_WRITTEN PROBLEM_:
Where a line contains the word "icon", copy that line.

Collection entries:

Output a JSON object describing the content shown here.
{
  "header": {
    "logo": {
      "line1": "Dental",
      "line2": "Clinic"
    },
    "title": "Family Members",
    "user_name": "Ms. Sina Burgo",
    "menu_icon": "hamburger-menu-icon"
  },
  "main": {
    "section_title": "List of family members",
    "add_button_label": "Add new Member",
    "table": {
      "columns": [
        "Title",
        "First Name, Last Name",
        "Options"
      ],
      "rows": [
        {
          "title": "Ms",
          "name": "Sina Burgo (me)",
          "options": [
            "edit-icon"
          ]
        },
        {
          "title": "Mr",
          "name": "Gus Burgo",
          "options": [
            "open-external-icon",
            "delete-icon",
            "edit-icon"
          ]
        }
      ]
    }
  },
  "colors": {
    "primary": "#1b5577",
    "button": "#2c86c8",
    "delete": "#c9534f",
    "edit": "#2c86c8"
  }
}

_ANSWER IN FULL_:
    "menu_icon": "hamburger-menu-icon"
            "edit-icon"
            "open-external-icon",
            "delete-icon",
            "edit-icon"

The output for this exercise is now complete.